Records shown

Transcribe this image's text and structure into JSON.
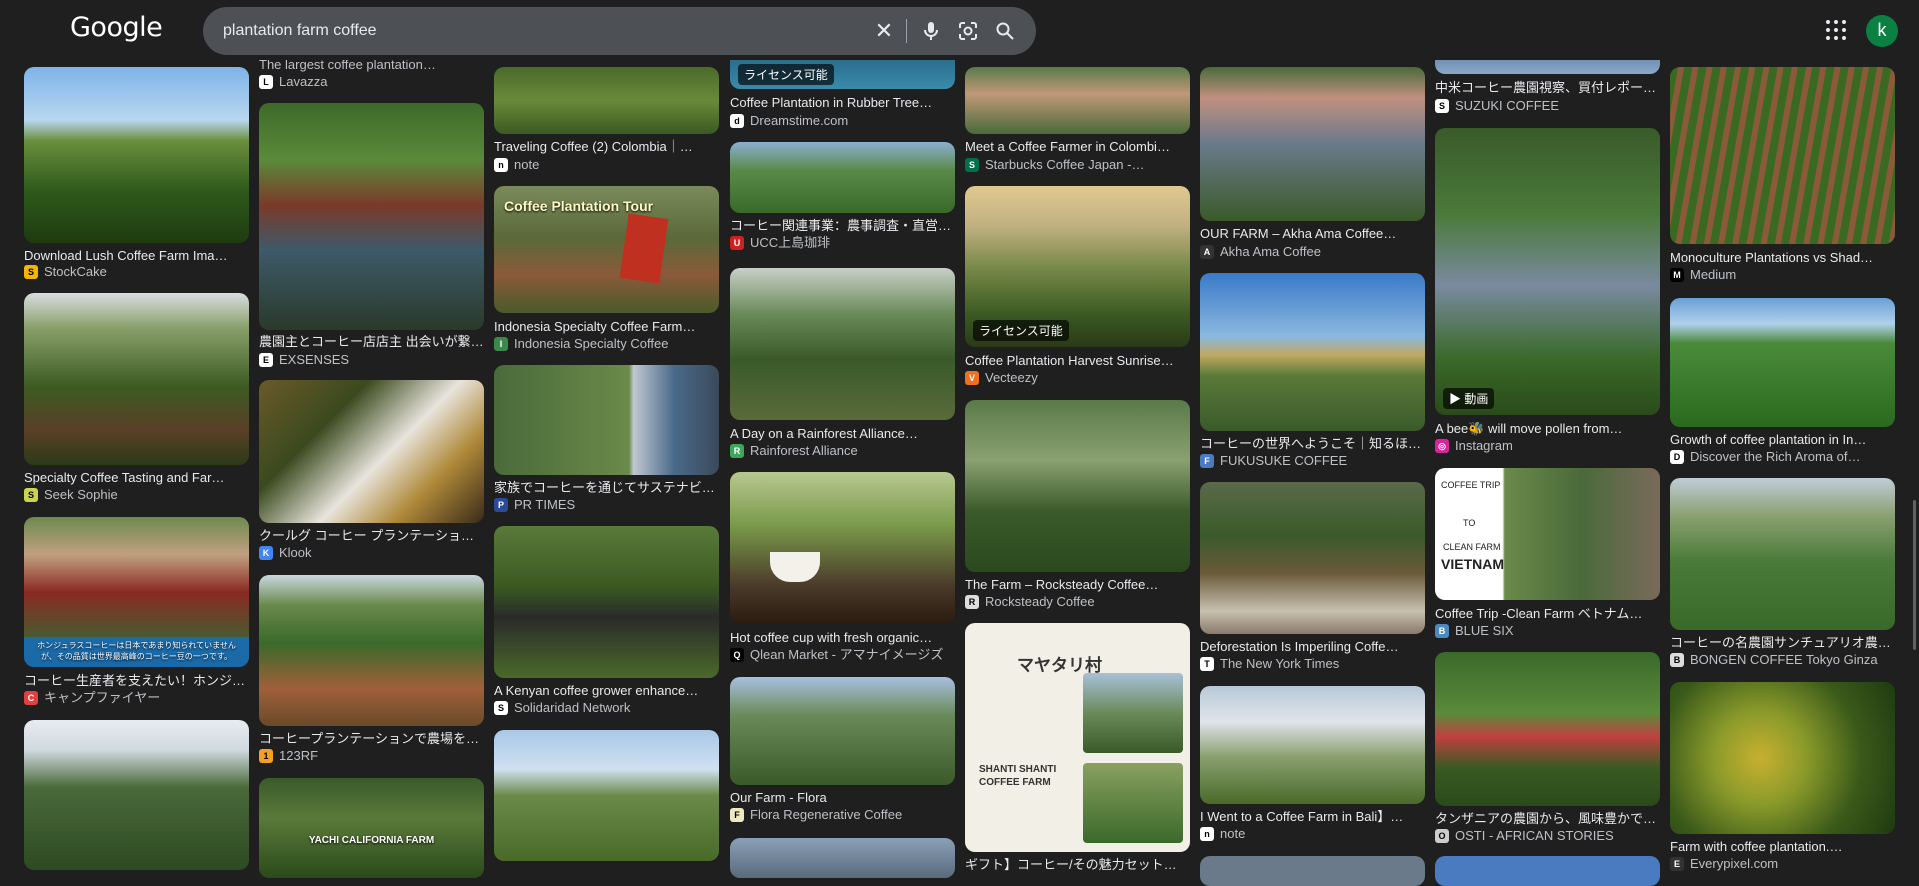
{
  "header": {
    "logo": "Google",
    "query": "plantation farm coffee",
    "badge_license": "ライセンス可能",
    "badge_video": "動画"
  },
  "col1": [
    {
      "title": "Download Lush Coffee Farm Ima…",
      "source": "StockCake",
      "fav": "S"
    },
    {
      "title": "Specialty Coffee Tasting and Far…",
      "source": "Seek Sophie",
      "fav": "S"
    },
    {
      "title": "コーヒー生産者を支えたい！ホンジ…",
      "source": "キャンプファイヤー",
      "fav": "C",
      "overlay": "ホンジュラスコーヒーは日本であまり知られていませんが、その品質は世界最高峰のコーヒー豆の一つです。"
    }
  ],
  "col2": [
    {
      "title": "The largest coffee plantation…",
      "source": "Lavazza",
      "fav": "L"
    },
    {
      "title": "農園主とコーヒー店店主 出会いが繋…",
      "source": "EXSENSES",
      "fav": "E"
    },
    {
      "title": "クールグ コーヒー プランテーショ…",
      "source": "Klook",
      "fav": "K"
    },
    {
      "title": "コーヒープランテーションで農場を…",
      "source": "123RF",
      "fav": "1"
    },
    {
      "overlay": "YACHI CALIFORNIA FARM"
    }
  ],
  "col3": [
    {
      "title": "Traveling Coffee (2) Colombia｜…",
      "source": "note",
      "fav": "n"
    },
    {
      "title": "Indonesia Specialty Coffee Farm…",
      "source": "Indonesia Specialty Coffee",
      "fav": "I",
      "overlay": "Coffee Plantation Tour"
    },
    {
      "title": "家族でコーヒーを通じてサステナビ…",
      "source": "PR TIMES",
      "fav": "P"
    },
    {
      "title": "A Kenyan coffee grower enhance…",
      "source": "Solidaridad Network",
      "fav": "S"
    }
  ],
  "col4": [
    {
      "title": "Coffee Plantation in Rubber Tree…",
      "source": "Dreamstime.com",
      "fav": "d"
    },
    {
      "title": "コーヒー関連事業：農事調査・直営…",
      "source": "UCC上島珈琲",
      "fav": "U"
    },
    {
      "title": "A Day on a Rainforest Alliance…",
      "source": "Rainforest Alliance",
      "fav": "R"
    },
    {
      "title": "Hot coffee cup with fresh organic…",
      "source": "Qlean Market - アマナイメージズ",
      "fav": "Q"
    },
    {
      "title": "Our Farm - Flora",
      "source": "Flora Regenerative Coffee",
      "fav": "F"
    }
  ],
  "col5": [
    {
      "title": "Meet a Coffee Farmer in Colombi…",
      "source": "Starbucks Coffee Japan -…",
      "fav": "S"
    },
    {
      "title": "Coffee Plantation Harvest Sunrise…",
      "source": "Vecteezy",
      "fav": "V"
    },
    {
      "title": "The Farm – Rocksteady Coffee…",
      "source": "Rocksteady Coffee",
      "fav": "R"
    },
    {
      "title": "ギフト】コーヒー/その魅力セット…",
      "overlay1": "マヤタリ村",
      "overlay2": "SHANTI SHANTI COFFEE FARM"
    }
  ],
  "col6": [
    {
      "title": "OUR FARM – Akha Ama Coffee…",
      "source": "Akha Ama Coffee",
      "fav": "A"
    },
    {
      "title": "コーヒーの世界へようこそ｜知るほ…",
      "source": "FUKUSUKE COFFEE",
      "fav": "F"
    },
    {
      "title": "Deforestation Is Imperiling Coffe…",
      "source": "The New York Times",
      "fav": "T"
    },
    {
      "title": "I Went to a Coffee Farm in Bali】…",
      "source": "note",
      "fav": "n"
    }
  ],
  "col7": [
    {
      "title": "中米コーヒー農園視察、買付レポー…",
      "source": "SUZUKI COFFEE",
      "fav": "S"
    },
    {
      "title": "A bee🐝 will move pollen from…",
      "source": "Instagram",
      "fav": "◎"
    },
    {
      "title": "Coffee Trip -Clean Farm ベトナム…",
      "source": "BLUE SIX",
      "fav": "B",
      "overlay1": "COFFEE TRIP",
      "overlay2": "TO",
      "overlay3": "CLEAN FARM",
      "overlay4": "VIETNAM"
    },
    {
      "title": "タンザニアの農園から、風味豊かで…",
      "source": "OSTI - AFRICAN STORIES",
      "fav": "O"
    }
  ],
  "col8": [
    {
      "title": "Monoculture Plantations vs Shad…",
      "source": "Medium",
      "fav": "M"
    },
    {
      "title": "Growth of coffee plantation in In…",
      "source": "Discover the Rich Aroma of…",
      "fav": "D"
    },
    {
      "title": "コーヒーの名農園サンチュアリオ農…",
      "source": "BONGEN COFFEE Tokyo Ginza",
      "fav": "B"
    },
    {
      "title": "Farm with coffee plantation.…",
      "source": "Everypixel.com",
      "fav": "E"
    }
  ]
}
* * *
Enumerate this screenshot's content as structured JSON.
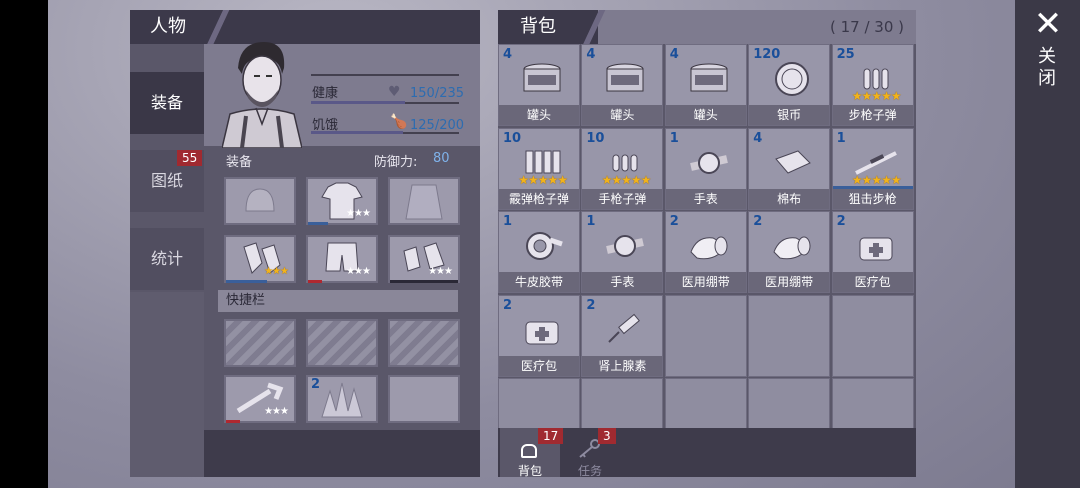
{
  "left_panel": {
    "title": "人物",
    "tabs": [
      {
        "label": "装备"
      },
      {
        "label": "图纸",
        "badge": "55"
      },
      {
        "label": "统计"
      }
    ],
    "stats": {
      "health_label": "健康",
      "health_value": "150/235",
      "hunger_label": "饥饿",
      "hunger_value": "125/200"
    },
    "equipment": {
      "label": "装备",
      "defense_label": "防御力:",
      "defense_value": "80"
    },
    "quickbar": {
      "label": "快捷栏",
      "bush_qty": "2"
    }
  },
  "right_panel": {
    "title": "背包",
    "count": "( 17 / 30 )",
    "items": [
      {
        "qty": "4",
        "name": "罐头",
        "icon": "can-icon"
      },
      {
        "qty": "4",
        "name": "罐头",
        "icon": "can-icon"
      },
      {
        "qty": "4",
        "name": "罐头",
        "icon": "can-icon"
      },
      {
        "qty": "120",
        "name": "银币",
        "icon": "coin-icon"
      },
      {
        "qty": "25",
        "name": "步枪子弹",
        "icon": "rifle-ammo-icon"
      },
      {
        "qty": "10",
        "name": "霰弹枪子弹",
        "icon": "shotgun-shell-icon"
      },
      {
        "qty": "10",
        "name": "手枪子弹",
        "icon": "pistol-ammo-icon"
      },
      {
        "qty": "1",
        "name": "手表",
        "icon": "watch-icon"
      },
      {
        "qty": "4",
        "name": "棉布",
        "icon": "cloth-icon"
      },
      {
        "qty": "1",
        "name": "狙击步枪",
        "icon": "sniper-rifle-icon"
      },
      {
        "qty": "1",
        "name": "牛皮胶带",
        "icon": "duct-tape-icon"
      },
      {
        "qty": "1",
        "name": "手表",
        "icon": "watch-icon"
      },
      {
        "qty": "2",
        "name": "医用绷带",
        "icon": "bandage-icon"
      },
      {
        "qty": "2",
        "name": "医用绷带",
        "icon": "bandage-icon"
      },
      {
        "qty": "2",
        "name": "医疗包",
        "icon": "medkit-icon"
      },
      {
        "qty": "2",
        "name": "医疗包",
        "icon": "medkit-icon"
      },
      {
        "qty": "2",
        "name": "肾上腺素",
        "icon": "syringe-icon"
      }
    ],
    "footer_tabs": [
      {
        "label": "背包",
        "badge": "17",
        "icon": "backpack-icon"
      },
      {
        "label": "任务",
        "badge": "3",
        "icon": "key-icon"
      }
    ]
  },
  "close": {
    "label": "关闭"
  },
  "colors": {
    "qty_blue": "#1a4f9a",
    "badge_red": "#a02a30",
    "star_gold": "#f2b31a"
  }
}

Exercise task
Select every line of the material above holding the word "ammo" and copy it.

Output of the exercise
        "icon": "rifle-ammo-icon"
        "icon": "pistol-ammo-icon"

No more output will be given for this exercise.